## start

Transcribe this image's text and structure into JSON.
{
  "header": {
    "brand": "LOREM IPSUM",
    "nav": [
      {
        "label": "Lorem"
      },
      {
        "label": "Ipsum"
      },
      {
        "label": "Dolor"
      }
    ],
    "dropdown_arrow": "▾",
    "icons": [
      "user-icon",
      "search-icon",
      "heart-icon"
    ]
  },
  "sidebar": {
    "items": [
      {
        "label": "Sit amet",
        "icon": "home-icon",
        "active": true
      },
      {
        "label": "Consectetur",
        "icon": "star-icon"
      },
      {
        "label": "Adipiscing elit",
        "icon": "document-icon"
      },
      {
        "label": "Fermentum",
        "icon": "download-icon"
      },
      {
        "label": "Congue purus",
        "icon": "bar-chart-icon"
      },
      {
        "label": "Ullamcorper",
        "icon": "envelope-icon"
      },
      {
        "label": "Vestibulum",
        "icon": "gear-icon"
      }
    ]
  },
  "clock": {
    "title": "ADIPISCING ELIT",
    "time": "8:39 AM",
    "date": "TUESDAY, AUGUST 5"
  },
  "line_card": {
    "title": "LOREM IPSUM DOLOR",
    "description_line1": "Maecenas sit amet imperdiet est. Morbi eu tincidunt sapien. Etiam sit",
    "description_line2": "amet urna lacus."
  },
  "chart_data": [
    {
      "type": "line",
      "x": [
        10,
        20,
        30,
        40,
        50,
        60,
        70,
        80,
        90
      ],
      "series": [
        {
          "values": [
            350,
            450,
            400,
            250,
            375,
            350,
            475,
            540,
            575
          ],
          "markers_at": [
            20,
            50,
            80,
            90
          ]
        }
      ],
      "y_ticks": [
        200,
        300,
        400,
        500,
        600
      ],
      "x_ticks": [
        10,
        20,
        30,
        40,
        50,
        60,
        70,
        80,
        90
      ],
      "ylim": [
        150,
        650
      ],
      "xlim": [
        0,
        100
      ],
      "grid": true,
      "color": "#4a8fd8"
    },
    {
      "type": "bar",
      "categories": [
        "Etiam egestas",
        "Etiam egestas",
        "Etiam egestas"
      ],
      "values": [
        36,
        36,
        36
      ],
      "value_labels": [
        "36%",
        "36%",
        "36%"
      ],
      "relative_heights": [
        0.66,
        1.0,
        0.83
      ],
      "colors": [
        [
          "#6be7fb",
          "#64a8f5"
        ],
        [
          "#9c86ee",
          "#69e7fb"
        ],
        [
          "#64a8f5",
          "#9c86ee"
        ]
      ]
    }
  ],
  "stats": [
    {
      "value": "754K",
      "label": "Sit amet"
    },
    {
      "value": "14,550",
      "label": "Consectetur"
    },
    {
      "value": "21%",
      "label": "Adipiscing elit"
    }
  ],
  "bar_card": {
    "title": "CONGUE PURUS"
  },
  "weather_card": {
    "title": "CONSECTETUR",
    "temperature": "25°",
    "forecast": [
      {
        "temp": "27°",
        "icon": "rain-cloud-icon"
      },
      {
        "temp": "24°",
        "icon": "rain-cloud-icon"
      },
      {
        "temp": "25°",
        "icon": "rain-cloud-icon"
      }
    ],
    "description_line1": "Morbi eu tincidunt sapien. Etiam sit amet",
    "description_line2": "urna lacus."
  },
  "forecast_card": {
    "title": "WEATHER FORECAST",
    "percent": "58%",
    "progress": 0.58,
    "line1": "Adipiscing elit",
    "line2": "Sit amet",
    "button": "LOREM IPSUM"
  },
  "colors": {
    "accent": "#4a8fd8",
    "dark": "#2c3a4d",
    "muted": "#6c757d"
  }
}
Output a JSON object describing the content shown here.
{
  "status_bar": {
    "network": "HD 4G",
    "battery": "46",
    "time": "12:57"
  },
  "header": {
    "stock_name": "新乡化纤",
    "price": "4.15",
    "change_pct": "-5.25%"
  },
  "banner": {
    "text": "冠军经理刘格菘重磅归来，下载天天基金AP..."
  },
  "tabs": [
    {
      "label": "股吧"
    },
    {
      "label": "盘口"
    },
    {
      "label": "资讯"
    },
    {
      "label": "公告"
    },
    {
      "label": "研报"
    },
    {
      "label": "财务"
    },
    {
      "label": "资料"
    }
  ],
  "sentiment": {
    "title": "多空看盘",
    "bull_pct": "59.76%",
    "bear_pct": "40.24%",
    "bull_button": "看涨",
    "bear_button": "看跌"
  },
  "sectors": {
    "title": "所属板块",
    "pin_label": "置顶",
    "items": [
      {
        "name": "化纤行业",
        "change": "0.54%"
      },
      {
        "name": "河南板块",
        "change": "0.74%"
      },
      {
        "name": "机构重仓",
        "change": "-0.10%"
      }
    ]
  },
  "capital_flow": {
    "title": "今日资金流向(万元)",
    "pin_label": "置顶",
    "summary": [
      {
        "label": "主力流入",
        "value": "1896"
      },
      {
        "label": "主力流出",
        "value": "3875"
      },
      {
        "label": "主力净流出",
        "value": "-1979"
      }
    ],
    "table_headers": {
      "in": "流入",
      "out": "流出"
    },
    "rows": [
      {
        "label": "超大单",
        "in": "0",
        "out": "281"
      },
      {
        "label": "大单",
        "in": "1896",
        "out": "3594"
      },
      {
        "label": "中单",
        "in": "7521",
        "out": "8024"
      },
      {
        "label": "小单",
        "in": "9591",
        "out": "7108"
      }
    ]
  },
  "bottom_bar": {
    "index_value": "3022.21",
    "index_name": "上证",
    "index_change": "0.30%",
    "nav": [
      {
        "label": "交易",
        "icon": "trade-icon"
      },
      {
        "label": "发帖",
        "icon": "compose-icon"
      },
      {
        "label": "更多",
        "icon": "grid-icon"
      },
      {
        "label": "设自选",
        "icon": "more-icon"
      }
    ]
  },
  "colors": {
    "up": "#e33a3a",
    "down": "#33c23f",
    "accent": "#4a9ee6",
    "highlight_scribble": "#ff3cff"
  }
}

## end

What you need to do: Locate the word "amet" in the records and collect each line it appears in.

Task solution:
        "label": "Sit amet",
    "description_line1": "Maecenas sit amet imperdiet est. Morbi eu tincidunt sapien. Etiam sit",
    "description_line2": "amet urna lacus."
      "label": "Sit amet"
    "description_line1": "Morbi eu tincidunt sapien. Etiam sit amet",
    "line2": "Sit amet",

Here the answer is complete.